--- Instructions for the task ---
Every entry here needs to be repeated exactly.

--- Exercise materials ---
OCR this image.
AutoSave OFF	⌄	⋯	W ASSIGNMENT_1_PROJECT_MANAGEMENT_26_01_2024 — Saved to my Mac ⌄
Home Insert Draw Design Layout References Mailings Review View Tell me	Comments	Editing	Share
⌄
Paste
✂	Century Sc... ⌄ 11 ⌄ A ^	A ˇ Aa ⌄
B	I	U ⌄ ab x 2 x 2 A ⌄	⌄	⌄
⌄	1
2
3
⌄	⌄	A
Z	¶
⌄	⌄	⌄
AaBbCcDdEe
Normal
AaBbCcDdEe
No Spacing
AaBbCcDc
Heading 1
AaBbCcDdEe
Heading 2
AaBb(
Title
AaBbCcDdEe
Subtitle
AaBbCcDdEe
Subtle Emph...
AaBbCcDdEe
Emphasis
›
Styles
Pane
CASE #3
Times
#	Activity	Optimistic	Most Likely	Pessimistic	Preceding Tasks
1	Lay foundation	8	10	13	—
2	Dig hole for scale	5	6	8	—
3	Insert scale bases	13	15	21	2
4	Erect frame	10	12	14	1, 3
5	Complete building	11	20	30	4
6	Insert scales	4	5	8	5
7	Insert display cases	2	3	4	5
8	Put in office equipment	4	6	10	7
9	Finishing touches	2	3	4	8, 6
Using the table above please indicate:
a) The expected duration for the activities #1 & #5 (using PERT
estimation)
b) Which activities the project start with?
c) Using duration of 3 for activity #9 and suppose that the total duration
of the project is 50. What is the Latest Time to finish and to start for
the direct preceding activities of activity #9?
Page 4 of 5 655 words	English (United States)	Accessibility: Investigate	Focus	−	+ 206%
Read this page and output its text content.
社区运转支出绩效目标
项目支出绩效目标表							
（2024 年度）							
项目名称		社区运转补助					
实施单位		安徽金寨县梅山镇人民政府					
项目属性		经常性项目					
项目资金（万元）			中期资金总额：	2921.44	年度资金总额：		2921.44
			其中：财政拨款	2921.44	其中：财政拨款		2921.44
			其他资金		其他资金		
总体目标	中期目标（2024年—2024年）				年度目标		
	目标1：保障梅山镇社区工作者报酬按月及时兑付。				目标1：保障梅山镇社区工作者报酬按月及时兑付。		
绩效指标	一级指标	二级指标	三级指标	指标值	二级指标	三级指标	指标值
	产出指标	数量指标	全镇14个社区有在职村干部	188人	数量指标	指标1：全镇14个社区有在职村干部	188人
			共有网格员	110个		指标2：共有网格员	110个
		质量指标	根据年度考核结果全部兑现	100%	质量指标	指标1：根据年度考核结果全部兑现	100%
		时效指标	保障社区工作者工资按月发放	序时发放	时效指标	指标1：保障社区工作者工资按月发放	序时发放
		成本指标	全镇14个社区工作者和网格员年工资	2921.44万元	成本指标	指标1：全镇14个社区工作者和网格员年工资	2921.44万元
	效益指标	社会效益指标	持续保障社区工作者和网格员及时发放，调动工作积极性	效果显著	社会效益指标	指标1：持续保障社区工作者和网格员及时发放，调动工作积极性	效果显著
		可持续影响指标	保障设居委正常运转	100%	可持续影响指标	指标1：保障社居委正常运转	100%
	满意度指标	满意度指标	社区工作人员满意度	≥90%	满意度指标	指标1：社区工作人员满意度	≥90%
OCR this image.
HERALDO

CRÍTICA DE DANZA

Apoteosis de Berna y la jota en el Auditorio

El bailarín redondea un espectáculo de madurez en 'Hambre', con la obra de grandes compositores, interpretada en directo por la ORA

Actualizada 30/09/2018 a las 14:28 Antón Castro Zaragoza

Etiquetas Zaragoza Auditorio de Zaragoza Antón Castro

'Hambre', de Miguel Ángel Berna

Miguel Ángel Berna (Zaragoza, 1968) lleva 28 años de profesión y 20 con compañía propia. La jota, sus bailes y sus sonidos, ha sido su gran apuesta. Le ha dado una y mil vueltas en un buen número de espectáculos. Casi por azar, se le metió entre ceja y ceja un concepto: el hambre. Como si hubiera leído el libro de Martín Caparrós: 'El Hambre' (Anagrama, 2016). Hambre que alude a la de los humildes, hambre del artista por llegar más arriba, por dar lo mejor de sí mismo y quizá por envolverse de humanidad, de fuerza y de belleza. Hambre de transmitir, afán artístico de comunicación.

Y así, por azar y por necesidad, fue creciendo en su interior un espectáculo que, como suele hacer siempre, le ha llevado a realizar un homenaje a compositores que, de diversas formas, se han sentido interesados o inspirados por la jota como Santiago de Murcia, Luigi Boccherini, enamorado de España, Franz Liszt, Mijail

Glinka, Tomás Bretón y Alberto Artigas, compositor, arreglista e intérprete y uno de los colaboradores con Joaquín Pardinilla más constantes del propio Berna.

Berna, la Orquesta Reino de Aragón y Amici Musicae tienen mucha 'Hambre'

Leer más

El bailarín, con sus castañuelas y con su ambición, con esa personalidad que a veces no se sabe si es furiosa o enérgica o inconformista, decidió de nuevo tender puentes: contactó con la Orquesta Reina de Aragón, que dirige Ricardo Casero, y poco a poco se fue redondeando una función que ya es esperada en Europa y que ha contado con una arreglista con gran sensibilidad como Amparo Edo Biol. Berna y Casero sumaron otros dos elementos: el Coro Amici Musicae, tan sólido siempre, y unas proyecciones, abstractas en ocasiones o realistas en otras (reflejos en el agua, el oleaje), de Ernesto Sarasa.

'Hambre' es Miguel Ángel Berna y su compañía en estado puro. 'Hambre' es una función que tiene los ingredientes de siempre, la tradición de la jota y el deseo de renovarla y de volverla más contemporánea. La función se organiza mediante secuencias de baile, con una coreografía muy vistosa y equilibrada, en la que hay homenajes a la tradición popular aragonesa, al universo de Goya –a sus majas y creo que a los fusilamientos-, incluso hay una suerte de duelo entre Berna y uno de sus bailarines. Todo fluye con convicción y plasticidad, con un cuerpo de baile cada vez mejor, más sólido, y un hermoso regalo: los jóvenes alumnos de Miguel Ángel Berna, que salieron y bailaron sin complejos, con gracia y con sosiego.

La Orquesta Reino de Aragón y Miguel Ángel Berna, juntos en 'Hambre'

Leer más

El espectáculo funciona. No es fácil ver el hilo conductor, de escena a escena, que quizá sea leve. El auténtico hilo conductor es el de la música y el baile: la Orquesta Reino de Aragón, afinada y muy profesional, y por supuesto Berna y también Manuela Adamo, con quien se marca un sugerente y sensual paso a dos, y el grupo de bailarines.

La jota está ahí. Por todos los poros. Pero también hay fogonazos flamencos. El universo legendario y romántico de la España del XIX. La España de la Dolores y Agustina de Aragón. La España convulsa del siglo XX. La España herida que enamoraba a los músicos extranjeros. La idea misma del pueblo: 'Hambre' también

--- Output for this exercise ---
OCR this image.
AutoSave OFF	⌄	⋯	W ASSIGNMENT_1_PROJECT_MANAGEMENT_26_01_2024 — Saved to my Mac ⌄
Home Insert Draw Design Layout References Mailings Review View Tell me	Comments	Editing	Share
⌄
Paste
✂	Century Sc... ⌄ 11 ⌄ A ^	A ˇ Aa ⌄
B	I	U ⌄ ab x 2 x 2 A ⌄	⌄	⌄
⌄	1
2
3
⌄	⌄	A
Z	¶
⌄	⌄	⌄
AaBbCcDdEe
Normal
AaBbCcDdEe
No Spacing
AaBbCcDc
Heading 1
AaBbCcDdEe
Heading 2
AaBb(
Title
AaBbCcDdEe
Subtitle
AaBbCcDdEe
Subtle Emph...
AaBbCcDdEe
Emphasis
›
Styles
Pane
CASE #3
Times
#	Activity	Optimistic	Most Likely	Pessimistic	Preceding Tasks
1	Lay foundation	8	10	13	—
2	Dig hole for scale	5	6	8	—
3	Insert scale bases	13	15	21	2
4	Erect frame	10	12	14	1, 3
5	Complete building	11	20	30	4
6	Insert scales	4	5	8	5
7	Insert display cases	2	3	4	5
8	Put in office equipment	4	6	10	7
9	Finishing touches	2	3	4	8, 6
Using the table above please indicate:
a) The expected duration for the activities #1 & #5 (using PERT
estimation)
b) Which activities the project start with?
c) Using duration of 3 for activity #9 and suppose that the total duration
of the project is 50. What is the Latest Time to finish and to start for
the direct preceding activities of activity #9?
Page 4 of 5 655 words	English (United States)	Accessibility: Investigate	Focus	−	+ 206%
Read this page and output its text content.
社区运转支出绩效目标
项目支出绩效目标表							
（2024 年度）							
项目名称		社区运转补助					
实施单位		安徽金寨县梅山镇人民政府					
项目属性		经常性项目					
项目资金（万元）			中期资金总额：	2921.44	年度资金总额：		2921.44
			其中：财政拨款	2921.44	其中：财政拨款		2921.44
			其他资金		其他资金		
总体目标	中期目标（2024年—2024年）				年度目标		
	目标1：保障梅山镇社区工作者报酬按月及时兑付。				目标1：保障梅山镇社区工作者报酬按月及时兑付。		
绩效指标	一级指标	二级指标	三级指标	指标值	二级指标	三级指标	指标值
	产出指标	数量指标	全镇14个社区有在职村干部	188人	数量指标	指标1：全镇14个社区有在职村干部	188人
			共有网格员	110个		指标2：共有网格员	110个
		质量指标	根据年度考核结果全部兑现	100%	质量指标	指标1：根据年度考核结果全部兑现	100%
		时效指标	保障社区工作者工资按月发放	序时发放	时效指标	指标1：保障社区工作者工资按月发放	序时发放
		成本指标	全镇14个社区工作者和网格员年工资	2921.44万元	成本指标	指标1：全镇14个社区工作者和网格员年工资	2921.44万元
	效益指标	社会效益指标	持续保障社区工作者和网格员及时发放，调动工作积极性	效果显著	社会效益指标	指标1：持续保障社区工作者和网格员及时发放，调动工作积极性	效果显著
		可持续影响指标	保障设居委正常运转	100%	可持续影响指标	指标1：保障社居委正常运转	100%
	满意度指标	满意度指标	社区工作人员满意度	≥90%	满意度指标	指标1：社区工作人员满意度	≥90%
OCR this image.
HERALDO

CRÍTICA DE DANZA

Apoteosis de Berna y la jota en el Auditorio

El bailarín redondea un espectáculo de madurez en 'Hambre', con la obra de grandes compositores, interpretada en directo por la ORA

Actualizada 30/09/2018 a las 14:28 Antón Castro Zaragoza

Etiquetas Zaragoza Auditorio de Zaragoza Antón Castro

'Hambre', de Miguel Ángel Berna

Miguel Ángel Berna (Zaragoza, 1968) lleva 28 años de profesión y 20 con compañía propia. La jota, sus bailes y sus sonidos, ha sido su gran apuesta. Le ha dado una y mil vueltas en un buen número de espectáculos. Casi por azar, se le metió entre ceja y ceja un concepto: el hambre. Como si hubiera leído el libro de Martín Caparrós: 'El Hambre' (Anagrama, 2016). Hambre que alude a la de los humildes, hambre del artista por llegar más arriba, por dar lo mejor de sí mismo y quizá por envolverse de humanidad, de fuerza y de belleza. Hambre de transmitir, afán artístico de comunicación.

Y así, por azar y por necesidad, fue creciendo en su interior un espectáculo que, como suele hacer siempre, le ha llevado a realizar un homenaje a compositores que, de diversas formas, se han sentido interesados o inspirados por la jota como Santiago de Murcia, Luigi Boccherini, enamorado de España, Franz Liszt, Mijail

Glinka, Tomás Bretón y Alberto Artigas, compositor, arreglista e intérprete y uno de los colaboradores con Joaquín Pardinilla más constantes del propio Berna.

Berna, la Orquesta Reino de Aragón y Amici Musicae tienen mucha 'Hambre'

Leer más

El bailarín, con sus castañuelas y con su ambición, con esa personalidad que a veces no se sabe si es furiosa o enérgica o inconformista, decidió de nuevo tender puentes: contactó con la Orquesta Reina de Aragón, que dirige Ricardo Casero, y poco a poco se fue redondeando una función que ya es esperada en Europa y que ha contado con una arreglista con gran sensibilidad como Amparo Edo Biol. Berna y Casero sumaron otros dos elementos: el Coro Amici Musicae, tan sólido siempre, y unas proyecciones, abstractas en ocasiones o realistas en otras (reflejos en el agua, el oleaje), de Ernesto Sarasa.

'Hambre' es Miguel Ángel Berna y su compañía en estado puro. 'Hambre' es una función que tiene los ingredientes de siempre, la tradición de la jota y el deseo de renovarla y de volverla más contemporánea. La función se organiza mediante secuencias de baile, con una coreografía muy vistosa y equilibrada, en la que hay homenajes a la tradición popular aragonesa, al universo de Goya –a sus majas y creo que a los fusilamientos-, incluso hay una suerte de duelo entre Berna y uno de sus bailarines. Todo fluye con convicción y plasticidad, con un cuerpo de baile cada vez mejor, más sólido, y un hermoso regalo: los jóvenes alumnos de Miguel Ángel Berna, que salieron y bailaron sin complejos, con gracia y con sosiego.

La Orquesta Reino de Aragón y Miguel Ángel Berna, juntos en 'Hambre'

Leer más

El espectáculo funciona. No es fácil ver el hilo conductor, de escena a escena, que quizá sea leve. El auténtico hilo conductor es el de la música y el baile: la Orquesta Reino de Aragón, afinada y muy profesional, y por supuesto Berna y también Manuela Adamo, con quien se marca un sugerente y sensual paso a dos, y el grupo de bailarines.

La jota está ahí. Por todos los poros. Pero también hay fogonazos flamencos. El universo legendario y romántico de la España del XIX. La España de la Dolores y Agustina de Aragón. La España convulsa del siglo XX. La España herida que enamoraba a los músicos extranjeros. La idea misma del pueblo: 'Hambre' también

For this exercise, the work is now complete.